[BEGIN Recorded data]
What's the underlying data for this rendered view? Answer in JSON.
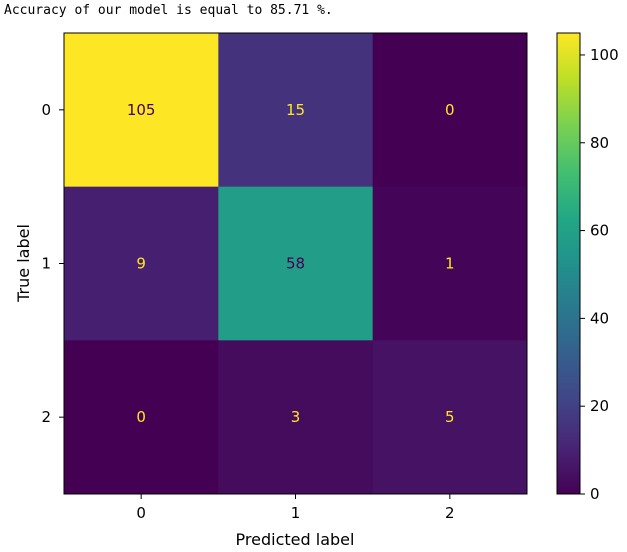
{
  "output": {
    "text": "Accuracy of our model is equal to 85.71 %."
  },
  "chart_data": {
    "type": "heatmap",
    "title": "",
    "xlabel": "Predicted label",
    "ylabel": "True label",
    "x_categories": [
      "0",
      "1",
      "2"
    ],
    "y_categories": [
      "0",
      "1",
      "2"
    ],
    "values": [
      [
        105,
        15,
        0
      ],
      [
        9,
        58,
        1
      ],
      [
        0,
        3,
        5
      ]
    ],
    "colormap": "viridis",
    "colorbar": {
      "range": [
        0,
        105
      ],
      "ticks": [
        0,
        20,
        40,
        60,
        80,
        100
      ]
    },
    "colors": {
      "light_text": "#fde725",
      "dark_text": "#440154"
    }
  }
}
[END Recorded data]
**Aim of the exercise**
Return every line of the records exactly as given, pictures excluded.

**Right answer**
What's the underlying data for this rendered view? Answer in JSON.
{
  "output": {
    "text": "Accuracy of our model is equal to 85.71 %."
  },
  "chart_data": {
    "type": "heatmap",
    "title": "",
    "xlabel": "Predicted label",
    "ylabel": "True label",
    "x_categories": [
      "0",
      "1",
      "2"
    ],
    "y_categories": [
      "0",
      "1",
      "2"
    ],
    "values": [
      [
        105,
        15,
        0
      ],
      [
        9,
        58,
        1
      ],
      [
        0,
        3,
        5
      ]
    ],
    "colormap": "viridis",
    "colorbar": {
      "range": [
        0,
        105
      ],
      "ticks": [
        0,
        20,
        40,
        60,
        80,
        100
      ]
    },
    "colors": {
      "light_text": "#fde725",
      "dark_text": "#440154"
    }
  }
}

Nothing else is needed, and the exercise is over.